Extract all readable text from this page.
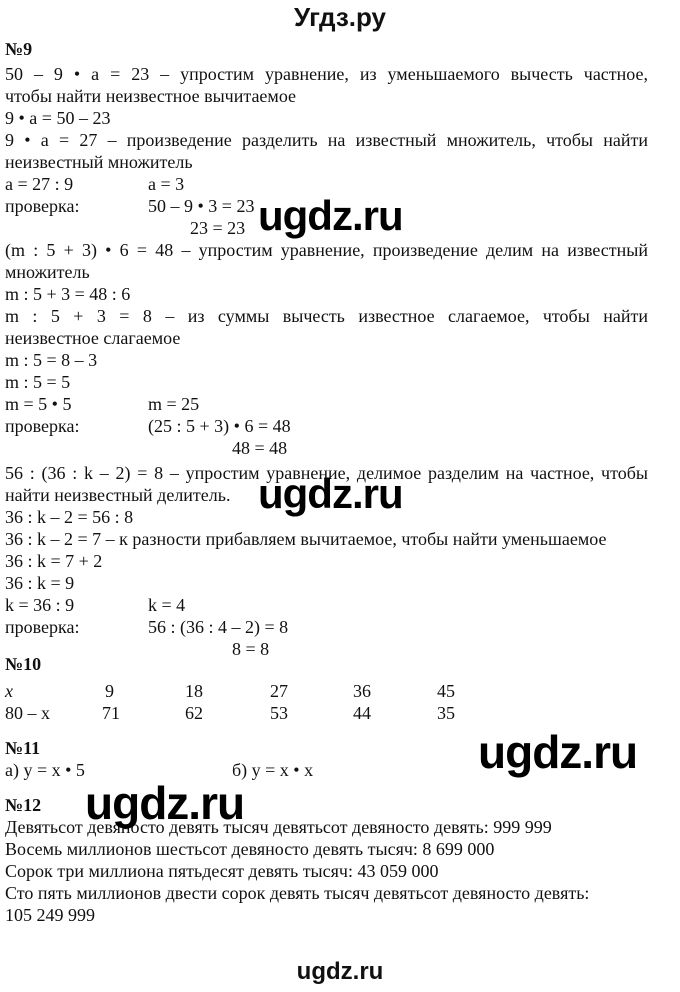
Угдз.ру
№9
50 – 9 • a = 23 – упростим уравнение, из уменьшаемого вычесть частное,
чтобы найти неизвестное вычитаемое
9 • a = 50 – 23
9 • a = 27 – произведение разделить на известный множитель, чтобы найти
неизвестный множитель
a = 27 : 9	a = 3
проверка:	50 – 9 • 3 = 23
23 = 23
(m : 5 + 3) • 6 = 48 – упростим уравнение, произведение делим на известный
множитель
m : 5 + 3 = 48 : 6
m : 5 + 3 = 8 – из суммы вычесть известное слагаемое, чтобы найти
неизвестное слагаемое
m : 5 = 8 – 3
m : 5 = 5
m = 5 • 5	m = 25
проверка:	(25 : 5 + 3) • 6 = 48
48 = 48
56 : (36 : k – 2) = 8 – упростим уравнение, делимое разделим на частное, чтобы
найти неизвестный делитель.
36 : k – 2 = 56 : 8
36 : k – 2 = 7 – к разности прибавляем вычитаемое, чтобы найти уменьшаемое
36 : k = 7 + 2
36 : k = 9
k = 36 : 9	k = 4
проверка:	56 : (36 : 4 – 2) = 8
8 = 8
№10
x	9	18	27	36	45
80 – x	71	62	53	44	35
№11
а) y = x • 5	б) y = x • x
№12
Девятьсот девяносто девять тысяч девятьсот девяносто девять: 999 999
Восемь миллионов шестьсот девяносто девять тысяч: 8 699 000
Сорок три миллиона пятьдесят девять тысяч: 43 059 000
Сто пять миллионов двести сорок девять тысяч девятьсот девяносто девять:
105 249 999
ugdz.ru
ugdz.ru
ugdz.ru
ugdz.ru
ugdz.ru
──────────────────────────────
### Work required
Reproduce the material in its entirety and word for word, without the pictures.

### Worked solution
Extract all readable text from this page.
Угдз.ру
№9
50 – 9 • a = 23 – упростим уравнение, из уменьшаемого вычесть частное,
чтобы найти неизвестное вычитаемое
9 • a = 50 – 23
9 • a = 27 – произведение разделить на известный множитель, чтобы найти
неизвестный множитель
a = 27 : 9	a = 3
проверка:	50 – 9 • 3 = 23
23 = 23
(m : 5 + 3) • 6 = 48 – упростим уравнение, произведение делим на известный
множитель
m : 5 + 3 = 48 : 6
m : 5 + 3 = 8 – из суммы вычесть известное слагаемое, чтобы найти
неизвестное слагаемое
m : 5 = 8 – 3
m : 5 = 5
m = 5 • 5	m = 25
проверка:	(25 : 5 + 3) • 6 = 48
48 = 48
56 : (36 : k – 2) = 8 – упростим уравнение, делимое разделим на частное, чтобы
найти неизвестный делитель.
36 : k – 2 = 56 : 8
36 : k – 2 = 7 – к разности прибавляем вычитаемое, чтобы найти уменьшаемое
36 : k = 7 + 2
36 : k = 9
k = 36 : 9	k = 4
проверка:	56 : (36 : 4 – 2) = 8
8 = 8
№10
x	9	18	27	36	45
80 – x	71	62	53	44	35
№11
а) y = x • 5	б) y = x • x
№12
Девятьсот девяносто девять тысяч девятьсот девяносто девять: 999 999
Восемь миллионов шестьсот девяносто девять тысяч: 8 699 000
Сорок три миллиона пятьдесят девять тысяч: 43 059 000
Сто пять миллионов двести сорок девять тысяч девятьсот девяносто девять:
105 249 999
ugdz.ru
ugdz.ru
ugdz.ru
ugdz.ru
ugdz.ru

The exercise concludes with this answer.